*Dataset extract:*
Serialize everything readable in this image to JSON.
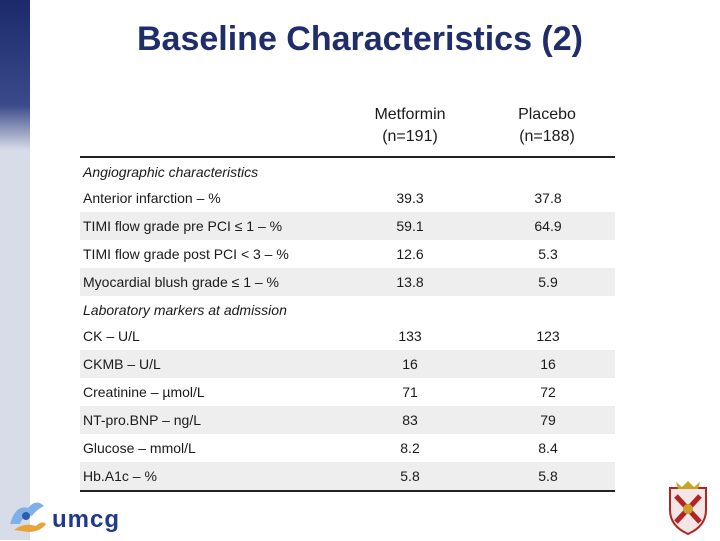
{
  "title": "Baseline Characteristics (2)",
  "columns": {
    "metformin": [
      "Metformin",
      "(n=191)"
    ],
    "placebo": [
      "Placebo",
      "(n=188)"
    ]
  },
  "sections": [
    {
      "heading": "Angiographic characteristics",
      "rows": [
        {
          "label": "Anterior infarction – %",
          "metformin": "39.3",
          "placebo": "37.8"
        },
        {
          "label": "TIMI flow grade pre PCI ≤ 1 – %",
          "metformin": "59.1",
          "placebo": "64.9"
        },
        {
          "label": "TIMI flow grade post PCI < 3 – %",
          "metformin": "12.6",
          "placebo": "5.3"
        },
        {
          "label": "Myocardial blush grade ≤ 1 – %",
          "metformin": "13.8",
          "placebo": "5.9"
        }
      ]
    },
    {
      "heading": "Laboratory markers at admission",
      "rows": [
        {
          "label": "CK – U/L",
          "metformin": "133",
          "placebo": "123"
        },
        {
          "label": "CKMB – U/L",
          "metformin": "16",
          "placebo": "16"
        },
        {
          "label": "Creatinine – µmol/L",
          "metformin": "71",
          "placebo": "72"
        },
        {
          "label": "NT-pro.BNP – ng/L",
          "metformin": "83",
          "placebo": "79"
        },
        {
          "label": "Glucose – mmol/L",
          "metformin": "8.2",
          "placebo": "8.4"
        },
        {
          "label": "Hb.A1c – %",
          "metformin": "5.8",
          "placebo": "5.8"
        }
      ]
    }
  ],
  "logo": {
    "text": "umcg",
    "icon": "umcg-logo-icon"
  },
  "crest": {
    "icon": "university-crest-icon"
  },
  "colors": {
    "title": "#1f2d6b",
    "sidebar": "#1c2a6b",
    "row_shade": "#eeeeee"
  }
}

*What the task asks:* Each entry must be retyped word for word, with every image omitted.

*Result:*
Serialize everything readable in this image to JSON.
{
  "title": "Baseline Characteristics (2)",
  "columns": {
    "metformin": [
      "Metformin",
      "(n=191)"
    ],
    "placebo": [
      "Placebo",
      "(n=188)"
    ]
  },
  "sections": [
    {
      "heading": "Angiographic characteristics",
      "rows": [
        {
          "label": "Anterior infarction – %",
          "metformin": "39.3",
          "placebo": "37.8"
        },
        {
          "label": "TIMI flow grade pre PCI ≤ 1 – %",
          "metformin": "59.1",
          "placebo": "64.9"
        },
        {
          "label": "TIMI flow grade post PCI < 3 – %",
          "metformin": "12.6",
          "placebo": "5.3"
        },
        {
          "label": "Myocardial blush grade ≤ 1 – %",
          "metformin": "13.8",
          "placebo": "5.9"
        }
      ]
    },
    {
      "heading": "Laboratory markers at admission",
      "rows": [
        {
          "label": "CK – U/L",
          "metformin": "133",
          "placebo": "123"
        },
        {
          "label": "CKMB – U/L",
          "metformin": "16",
          "placebo": "16"
        },
        {
          "label": "Creatinine – µmol/L",
          "metformin": "71",
          "placebo": "72"
        },
        {
          "label": "NT-pro.BNP – ng/L",
          "metformin": "83",
          "placebo": "79"
        },
        {
          "label": "Glucose – mmol/L",
          "metformin": "8.2",
          "placebo": "8.4"
        },
        {
          "label": "Hb.A1c – %",
          "metformin": "5.8",
          "placebo": "5.8"
        }
      ]
    }
  ],
  "logo": {
    "text": "umcg",
    "icon": "umcg-logo-icon"
  },
  "crest": {
    "icon": "university-crest-icon"
  },
  "colors": {
    "title": "#1f2d6b",
    "sidebar": "#1c2a6b",
    "row_shade": "#eeeeee"
  }
}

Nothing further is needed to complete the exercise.